Exercise prompt
Each entry has to be copied exactly, with nothing missed.

Materials provided
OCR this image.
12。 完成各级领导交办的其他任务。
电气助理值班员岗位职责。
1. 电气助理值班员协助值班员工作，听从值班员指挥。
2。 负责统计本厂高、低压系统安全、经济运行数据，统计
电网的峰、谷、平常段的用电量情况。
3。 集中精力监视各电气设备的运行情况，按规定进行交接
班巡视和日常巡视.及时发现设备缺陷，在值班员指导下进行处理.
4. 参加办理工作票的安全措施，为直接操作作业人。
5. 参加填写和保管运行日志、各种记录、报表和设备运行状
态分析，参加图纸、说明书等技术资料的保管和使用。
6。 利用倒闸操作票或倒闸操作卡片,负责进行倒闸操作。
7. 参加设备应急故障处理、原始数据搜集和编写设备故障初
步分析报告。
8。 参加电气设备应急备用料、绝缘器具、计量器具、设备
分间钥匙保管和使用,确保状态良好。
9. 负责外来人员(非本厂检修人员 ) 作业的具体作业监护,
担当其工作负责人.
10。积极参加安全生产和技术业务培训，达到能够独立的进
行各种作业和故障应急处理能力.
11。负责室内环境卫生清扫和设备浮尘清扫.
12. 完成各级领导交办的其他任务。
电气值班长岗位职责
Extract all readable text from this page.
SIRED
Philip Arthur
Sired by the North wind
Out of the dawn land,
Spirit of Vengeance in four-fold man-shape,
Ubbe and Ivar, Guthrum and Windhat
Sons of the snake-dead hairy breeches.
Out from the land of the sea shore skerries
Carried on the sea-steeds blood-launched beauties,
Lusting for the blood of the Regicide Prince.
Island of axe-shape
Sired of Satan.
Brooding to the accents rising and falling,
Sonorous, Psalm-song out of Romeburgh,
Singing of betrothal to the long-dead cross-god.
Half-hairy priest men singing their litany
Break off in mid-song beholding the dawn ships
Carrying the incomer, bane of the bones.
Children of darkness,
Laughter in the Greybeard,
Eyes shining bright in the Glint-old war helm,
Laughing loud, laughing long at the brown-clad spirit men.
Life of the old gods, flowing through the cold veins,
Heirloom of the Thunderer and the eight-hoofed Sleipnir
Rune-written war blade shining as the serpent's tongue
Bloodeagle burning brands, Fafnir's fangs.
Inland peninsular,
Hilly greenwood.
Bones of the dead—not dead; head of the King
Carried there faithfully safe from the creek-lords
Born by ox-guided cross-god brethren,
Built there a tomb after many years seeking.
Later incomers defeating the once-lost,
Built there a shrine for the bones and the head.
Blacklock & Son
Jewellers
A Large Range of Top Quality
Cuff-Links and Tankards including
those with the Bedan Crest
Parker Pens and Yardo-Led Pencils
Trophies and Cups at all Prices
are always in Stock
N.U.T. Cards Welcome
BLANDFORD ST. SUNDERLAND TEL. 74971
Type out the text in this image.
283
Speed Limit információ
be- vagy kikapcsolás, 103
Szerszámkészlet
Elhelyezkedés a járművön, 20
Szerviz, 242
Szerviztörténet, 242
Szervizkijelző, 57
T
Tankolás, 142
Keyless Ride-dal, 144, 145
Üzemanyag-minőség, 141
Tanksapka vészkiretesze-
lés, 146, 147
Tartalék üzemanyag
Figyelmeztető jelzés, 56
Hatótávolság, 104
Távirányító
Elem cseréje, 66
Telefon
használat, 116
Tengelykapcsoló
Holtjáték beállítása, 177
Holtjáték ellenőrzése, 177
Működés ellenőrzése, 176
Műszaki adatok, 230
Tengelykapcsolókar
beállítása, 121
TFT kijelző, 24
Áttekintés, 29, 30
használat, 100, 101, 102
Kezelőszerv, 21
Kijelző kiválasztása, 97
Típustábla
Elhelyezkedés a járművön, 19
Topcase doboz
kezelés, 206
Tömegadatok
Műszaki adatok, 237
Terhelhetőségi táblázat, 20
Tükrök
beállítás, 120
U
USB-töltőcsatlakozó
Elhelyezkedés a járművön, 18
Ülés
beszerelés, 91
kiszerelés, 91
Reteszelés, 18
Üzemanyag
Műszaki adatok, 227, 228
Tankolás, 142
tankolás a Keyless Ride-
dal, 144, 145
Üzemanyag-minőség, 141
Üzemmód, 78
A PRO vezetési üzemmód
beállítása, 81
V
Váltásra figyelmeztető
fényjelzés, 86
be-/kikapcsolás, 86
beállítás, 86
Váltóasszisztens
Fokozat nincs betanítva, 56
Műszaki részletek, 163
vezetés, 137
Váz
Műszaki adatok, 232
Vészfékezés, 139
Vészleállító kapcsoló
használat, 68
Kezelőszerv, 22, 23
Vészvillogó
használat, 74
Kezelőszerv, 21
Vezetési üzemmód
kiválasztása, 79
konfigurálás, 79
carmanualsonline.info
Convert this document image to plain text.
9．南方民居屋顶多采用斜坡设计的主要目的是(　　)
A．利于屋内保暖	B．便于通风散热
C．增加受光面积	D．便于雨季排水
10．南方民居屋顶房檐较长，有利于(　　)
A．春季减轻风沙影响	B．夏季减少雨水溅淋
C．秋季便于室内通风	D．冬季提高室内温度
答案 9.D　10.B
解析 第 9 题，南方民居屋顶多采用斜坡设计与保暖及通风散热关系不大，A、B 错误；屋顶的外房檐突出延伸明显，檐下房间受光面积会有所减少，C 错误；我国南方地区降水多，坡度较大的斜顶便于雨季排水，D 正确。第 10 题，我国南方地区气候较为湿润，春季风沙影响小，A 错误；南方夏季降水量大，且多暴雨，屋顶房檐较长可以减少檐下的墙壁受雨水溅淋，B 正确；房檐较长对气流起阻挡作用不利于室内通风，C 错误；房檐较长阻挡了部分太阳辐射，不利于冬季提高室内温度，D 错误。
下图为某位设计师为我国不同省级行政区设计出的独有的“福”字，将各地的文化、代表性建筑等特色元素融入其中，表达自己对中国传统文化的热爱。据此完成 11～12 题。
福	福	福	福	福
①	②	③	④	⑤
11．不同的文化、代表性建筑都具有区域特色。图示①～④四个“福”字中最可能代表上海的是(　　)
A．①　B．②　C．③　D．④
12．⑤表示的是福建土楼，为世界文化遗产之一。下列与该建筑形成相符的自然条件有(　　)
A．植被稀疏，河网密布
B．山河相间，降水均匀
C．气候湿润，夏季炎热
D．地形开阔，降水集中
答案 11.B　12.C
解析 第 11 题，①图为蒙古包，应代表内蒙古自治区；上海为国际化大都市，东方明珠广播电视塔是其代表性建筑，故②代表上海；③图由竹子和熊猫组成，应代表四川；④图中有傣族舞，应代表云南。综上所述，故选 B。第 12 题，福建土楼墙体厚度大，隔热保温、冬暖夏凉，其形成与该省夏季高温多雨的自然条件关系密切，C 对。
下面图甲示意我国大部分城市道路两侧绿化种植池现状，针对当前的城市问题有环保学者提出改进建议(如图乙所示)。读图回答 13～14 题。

Answer for this exercise
OCR this image.
12。 完成各级领导交办的其他任务。
电气助理值班员岗位职责。
1. 电气助理值班员协助值班员工作，听从值班员指挥。
2。 负责统计本厂高、低压系统安全、经济运行数据，统计
电网的峰、谷、平常段的用电量情况。
3。 集中精力监视各电气设备的运行情况，按规定进行交接
班巡视和日常巡视.及时发现设备缺陷，在值班员指导下进行处理.
4. 参加办理工作票的安全措施，为直接操作作业人。
5. 参加填写和保管运行日志、各种记录、报表和设备运行状
态分析，参加图纸、说明书等技术资料的保管和使用。
6。 利用倒闸操作票或倒闸操作卡片,负责进行倒闸操作。
7. 参加设备应急故障处理、原始数据搜集和编写设备故障初
步分析报告。
8。 参加电气设备应急备用料、绝缘器具、计量器具、设备
分间钥匙保管和使用,确保状态良好。
9. 负责外来人员(非本厂检修人员 ) 作业的具体作业监护,
担当其工作负责人.
10。积极参加安全生产和技术业务培训，达到能够独立的进
行各种作业和故障应急处理能力.
11。负责室内环境卫生清扫和设备浮尘清扫.
12. 完成各级领导交办的其他任务。
电气值班长岗位职责
Extract all readable text from this page.
SIRED
Philip Arthur
Sired by the North wind
Out of the dawn land,
Spirit of Vengeance in four-fold man-shape,
Ubbe and Ivar, Guthrum and Windhat
Sons of the snake-dead hairy breeches.
Out from the land of the sea shore skerries
Carried on the sea-steeds blood-launched beauties,
Lusting for the blood of the Regicide Prince.
Island of axe-shape
Sired of Satan.
Brooding to the accents rising and falling,
Sonorous, Psalm-song out of Romeburgh,
Singing of betrothal to the long-dead cross-god.
Half-hairy priest men singing their litany
Break off in mid-song beholding the dawn ships
Carrying the incomer, bane of the bones.
Children of darkness,
Laughter in the Greybeard,
Eyes shining bright in the Glint-old war helm,
Laughing loud, laughing long at the brown-clad spirit men.
Life of the old gods, flowing through the cold veins,
Heirloom of the Thunderer and the eight-hoofed Sleipnir
Rune-written war blade shining as the serpent's tongue
Bloodeagle burning brands, Fafnir's fangs.
Inland peninsular,
Hilly greenwood.
Bones of the dead—not dead; head of the King
Carried there faithfully safe from the creek-lords
Born by ox-guided cross-god brethren,
Built there a tomb after many years seeking.
Later incomers defeating the once-lost,
Built there a shrine for the bones and the head.
Blacklock & Son
Jewellers
A Large Range of Top Quality
Cuff-Links and Tankards including
those with the Bedan Crest
Parker Pens and Yardo-Led Pencils
Trophies and Cups at all Prices
are always in Stock
N.U.T. Cards Welcome
BLANDFORD ST. SUNDERLAND TEL. 74971
Type out the text in this image.
283
Speed Limit információ
be- vagy kikapcsolás, 103
Szerszámkészlet
Elhelyezkedés a járművön, 20
Szerviz, 242
Szerviztörténet, 242
Szervizkijelző, 57
T
Tankolás, 142
Keyless Ride-dal, 144, 145
Üzemanyag-minőség, 141
Tanksapka vészkiretesze-
lés, 146, 147
Tartalék üzemanyag
Figyelmeztető jelzés, 56
Hatótávolság, 104
Távirányító
Elem cseréje, 66
Telefon
használat, 116
Tengelykapcsoló
Holtjáték beállítása, 177
Holtjáték ellenőrzése, 177
Működés ellenőrzése, 176
Műszaki adatok, 230
Tengelykapcsolókar
beállítása, 121
TFT kijelző, 24
Áttekintés, 29, 30
használat, 100, 101, 102
Kezelőszerv, 21
Kijelző kiválasztása, 97
Típustábla
Elhelyezkedés a járművön, 19
Topcase doboz
kezelés, 206
Tömegadatok
Műszaki adatok, 237
Terhelhetőségi táblázat, 20
Tükrök
beállítás, 120
U
USB-töltőcsatlakozó
Elhelyezkedés a járművön, 18
Ülés
beszerelés, 91
kiszerelés, 91
Reteszelés, 18
Üzemanyag
Műszaki adatok, 227, 228
Tankolás, 142
tankolás a Keyless Ride-
dal, 144, 145
Üzemanyag-minőség, 141
Üzemmód, 78
A PRO vezetési üzemmód
beállítása, 81
V
Váltásra figyelmeztető
fényjelzés, 86
be-/kikapcsolás, 86
beállítás, 86
Váltóasszisztens
Fokozat nincs betanítva, 56
Műszaki részletek, 163
vezetés, 137
Váz
Műszaki adatok, 232
Vészfékezés, 139
Vészleállító kapcsoló
használat, 68
Kezelőszerv, 22, 23
Vészvillogó
használat, 74
Kezelőszerv, 21
Vezetési üzemmód
kiválasztása, 79
konfigurálás, 79
carmanualsonline.info
Convert this document image to plain text.
9．南方民居屋顶多采用斜坡设计的主要目的是(　　)
A．利于屋内保暖	B．便于通风散热
C．增加受光面积	D．便于雨季排水
10．南方民居屋顶房檐较长，有利于(　　)
A．春季减轻风沙影响	B．夏季减少雨水溅淋
C．秋季便于室内通风	D．冬季提高室内温度
答案 9.D　10.B
解析 第 9 题，南方民居屋顶多采用斜坡设计与保暖及通风散热关系不大，A、B 错误；屋顶的外房檐突出延伸明显，檐下房间受光面积会有所减少，C 错误；我国南方地区降水多，坡度较大的斜顶便于雨季排水，D 正确。第 10 题，我国南方地区气候较为湿润，春季风沙影响小，A 错误；南方夏季降水量大，且多暴雨，屋顶房檐较长可以减少檐下的墙壁受雨水溅淋，B 正确；房檐较长对气流起阻挡作用不利于室内通风，C 错误；房檐较长阻挡了部分太阳辐射，不利于冬季提高室内温度，D 错误。
下图为某位设计师为我国不同省级行政区设计出的独有的“福”字，将各地的文化、代表性建筑等特色元素融入其中，表达自己对中国传统文化的热爱。据此完成 11～12 题。
福	福	福	福	福
①	②	③	④	⑤
11．不同的文化、代表性建筑都具有区域特色。图示①～④四个“福”字中最可能代表上海的是(　　)
A．①　B．②　C．③　D．④
12．⑤表示的是福建土楼，为世界文化遗产之一。下列与该建筑形成相符的自然条件有(　　)
A．植被稀疏，河网密布
B．山河相间，降水均匀
C．气候湿润，夏季炎热
D．地形开阔，降水集中
答案 11.B　12.C
解析 第 11 题，①图为蒙古包，应代表内蒙古自治区；上海为国际化大都市，东方明珠广播电视塔是其代表性建筑，故②代表上海；③图由竹子和熊猫组成，应代表四川；④图中有傣族舞，应代表云南。综上所述，故选 B。第 12 题，福建土楼墙体厚度大，隔热保温、冬暖夏凉，其形成与该省夏季高温多雨的自然条件关系密切，C 对。
下面图甲示意我国大部分城市道路两侧绿化种植池现状，针对当前的城市问题有环保学者提出改进建议(如图乙所示)。读图回答 13～14 题。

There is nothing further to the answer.